Dataset extract ::
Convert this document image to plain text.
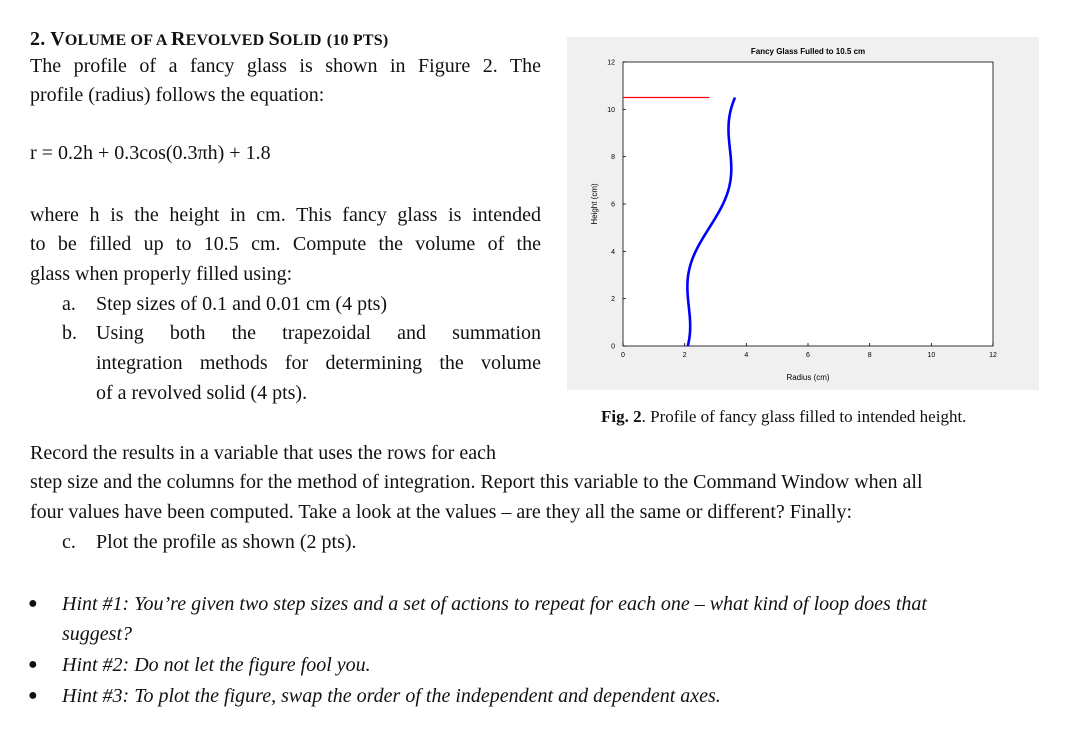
2. VOLUME OF A REVOLVED SOLID (10 PTS)
The profile of a fancy glass is shown in Figure 2. The
profile (radius) follows the equation:
r = 0.2h + 0.3cos(0.3πh) + 1.8
where h is the height in cm. This fancy glass is intended
to be filled up to 10.5 cm. Compute the volume of the
glass when properly filled using:
a. Step sizes of 0.1 and 0.01 cm (4 pts)
b. Using both the trapezoidal and summation
integration methods for determining the volume
of a revolved solid (4 pts).
Fancy Glass Fulled to 10.5 cm
Radius (cm)
Height (cm)
0	2	4	6	8	10	12
0
2
4
6
8
10
12
Fig. 2. Profile of fancy glass filled to intended height.
Record the results in a variable that uses the rows for each
step size and the columns for the method of integration. Report this variable to the Command Window when all
four values have been computed. Take a look at the values – are they all the same or different? Finally:
c. Plot the profile as shown (2 pts).
● Hint #1: You’re given two step sizes and a set of actions to repeat for each one – what kind of loop does that
suggest?
● Hint #2: Do not let the figure fool you.
● Hint #3: To plot the figure, swap the order of the independent and dependent axes.
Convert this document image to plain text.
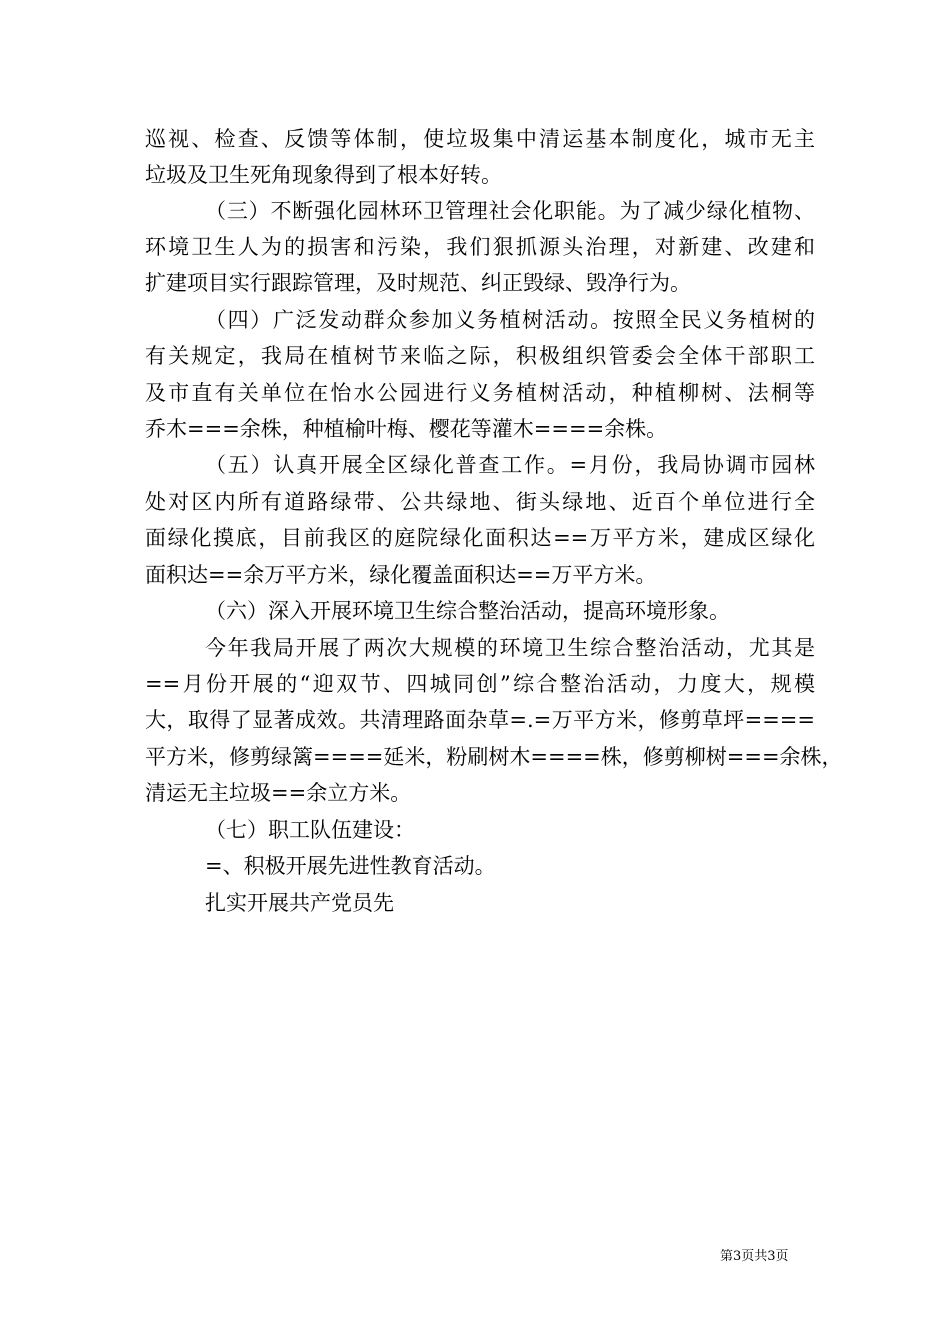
巡视、检查、反馈等体制，使垃圾集中清运基本制度化，城市无主
垃圾及卫生死角现象得到了根本好转。
（三）不断强化园林环卫管理社会化职能。为了减少绿化植物、
环境卫生人为的损害和污染，我们狠抓源头治理，对新建、改建和
扩建项目实行跟踪管理，及时规范、纠正毁绿、毁净行为。
（四）广泛发动群众参加义务植树活动。按照全民义务植树的
有关规定，我局在植树节来临之际，积极组织管委会全体干部职工
及市直有关单位在怡水公园进行义务植树活动，种植柳树、法桐等
乔木===余株，种植榆叶梅、樱花等灌木====余株。
（五）认真开展全区绿化普查工作。=月份，我局协调市园林
处对区内所有道路绿带、公共绿地、街头绿地、近百个单位进行全
面绿化摸底，目前我区的庭院绿化面积达==万平方米，建成区绿化
面积达==余万平方米，绿化覆盖面积达==万平方米。
（六）深入开展环境卫生综合整治活动，提高环境形象。
今年我局开展了两次大规模的环境卫生综合整治活动，尤其是
==月份开展的“迎双节、四城同创”综合整治活动，力度大，规模
大，取得了显著成效。共清理路面杂草=.=万平方米，修剪草坪====
平方米，修剪绿篱====延米，粉刷树木====株，修剪柳树===余株，
清运无主垃圾==余立方米。
（七）职工队伍建设：
=、积极开展先进性教育活动。
扎实开展共产党员先
第3页共3页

Exercise instructions :: What is the number of lines in this listing that contain the word "sizes"? Answer with that number and nothing else.

Full response :: 2